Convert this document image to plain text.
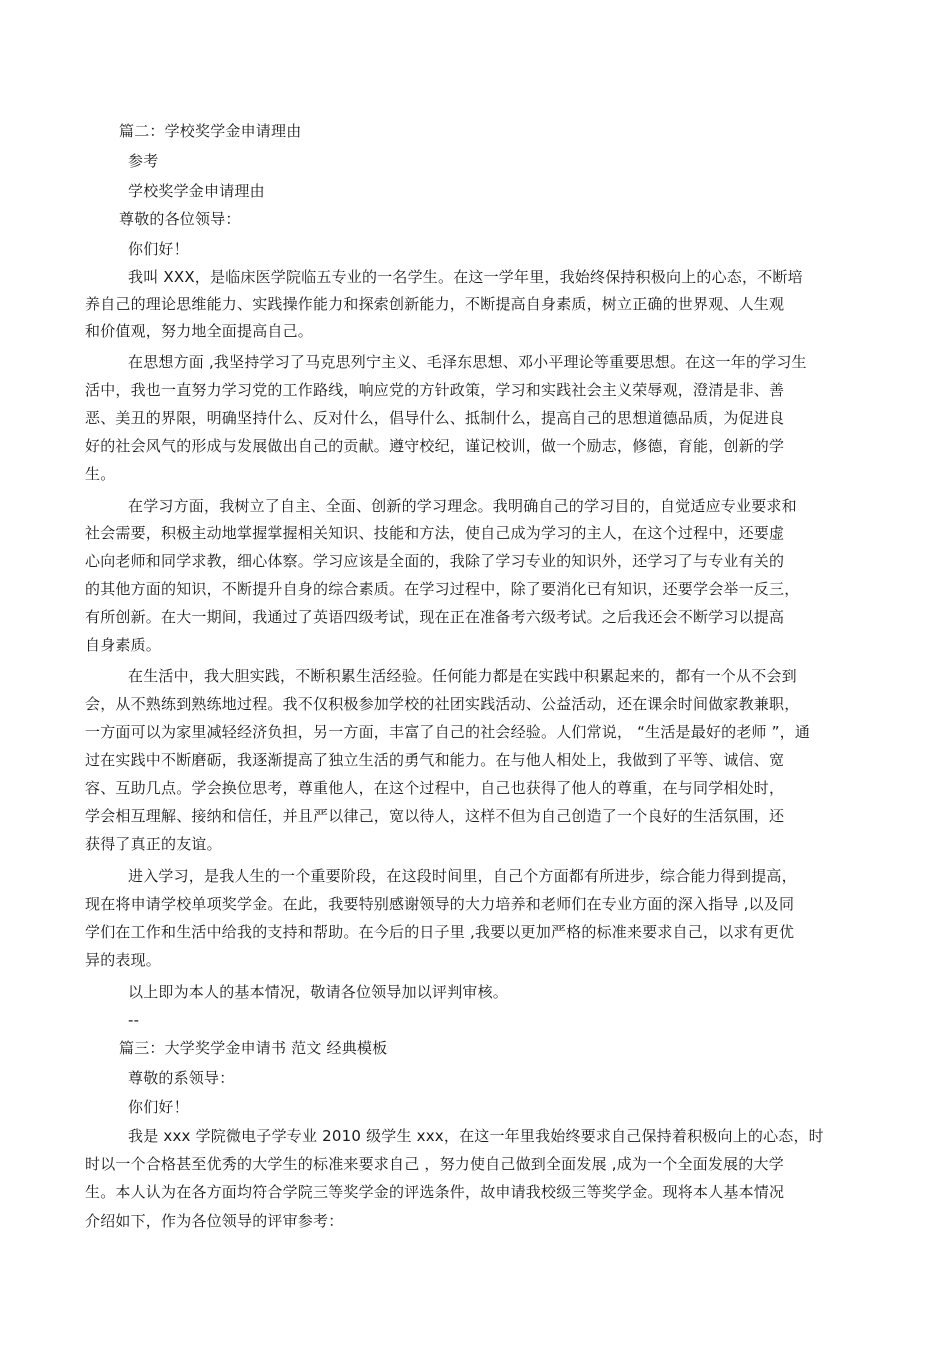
篇二：学校奖学金申请理由
参考
学校奖学金申请理由
尊敬的各位领导：
你们好！
我叫 XXX，是临床医学院临五专业的一名学生。在这一学年里，我始终保持积极向上的心态，不断培
养自己的理论思维能力、实践操作能力和探索创新能力，不断提高自身素质，树立正确的世界观、人生观
和价值观，努力地全面提高自己。
在思想方面 ,我坚持学习了马克思列宁主义、毛泽东思想、邓小平理论等重要思想。在这一年的学习生
活中，我也一直努力学习党的工作路线，响应党的方针政策，学习和实践社会主义荣辱观，澄清是非、善
恶、美丑的界限，明确坚持什么、反对什么，倡导什么、抵制什么，提高自己的思想道德品质，为促进良
好的社会风气的形成与发展做出自己的贡献。遵守校纪，谨记校训，做一个励志，修德，育能，创新的学
生。
在学习方面，我树立了自主、全面、创新的学习理念。我明确自己的学习目的，自觉适应专业要求和
社会需要，积极主动地掌握掌握相关知识、技能和方法，使自己成为学习的主人，在这个过程中，还要虚
心向老师和同学求教，细心体察。学习应该是全面的，我除了学习专业的知识外，还学习了与专业有关的
的其他方面的知识，不断提升自身的综合素质。在学习过程中，除了要消化已有知识，还要学会举一反三，
有所创新。在大一期间，我通过了英语四级考试，现在正在准备考六级考试。之后我还会不断学习以提高
自身素质。
在生活中，我大胆实践，不断积累生活经验。任何能力都是在实践中积累起来的，都有一个从不会到
会，从不熟练到熟练地过程。我不仅积极参加学校的社团实践活动、公益活动，还在课余时间做家教兼职，
一方面可以为家里减轻经济负担，另一方面，丰富了自己的社会经验。人们常说， “生活是最好的老师 ”，通
过在实践中不断磨砺，我逐渐提高了独立生活的勇气和能力。在与他人相处上，我做到了平等、诚信、宽
容、互助几点。学会换位思考，尊重他人，在这个过程中，自己也获得了他人的尊重，在与同学相处时，
学会相互理解、接纳和信任，并且严以律己，宽以待人，这样不但为自己创造了一个良好的生活氛围，还
获得了真正的友谊。
进入学习，是我人生的一个重要阶段，在这段时间里，自己个方面都有所进步，综合能力得到提高，
现在将申请学校单项奖学金。在此，我要特别感谢领导的大力培养和老师们在专业方面的深入指导 ,以及同
学们在工作和生活中给我的支持和帮助。在今后的日子里 ,我要以更加严格的标准来要求自己，以求有更优
异的表现。
以上即为本人的基本情况，敬请各位领导加以评判审核。
--
篇三：大学奖学金申请书 范文 经典模板
尊敬的系领导：
你们好！
我是 xxx 学院微电子学专业 2010 级学生 xxx，在这一年里我始终要求自己保持着积极向上的心态，时
时以一个合格甚至优秀的大学生的标准来要求自己 ，努力使自己做到全面发展 ,成为一个全面发展的大学
生。本人认为在各方面均符合学院三等奖学金的评选条件，故申请我校级三等奖学金。现将本人基本情况
介绍如下，作为各位领导的评审参考：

+--

● **Directions for this task**
Check each line of the records for the word "在这个过程中" and extract those that contain it.

● **Answer to the exercise**
社会需要，积极主动地掌握掌握相关知识、技能和方法，使自己成为学习的主人，在这个过程中，还要虚
容、互助几点。学会换位思考，尊重他人，在这个过程中，自己也获得了他人的尊重，在与同学相处时，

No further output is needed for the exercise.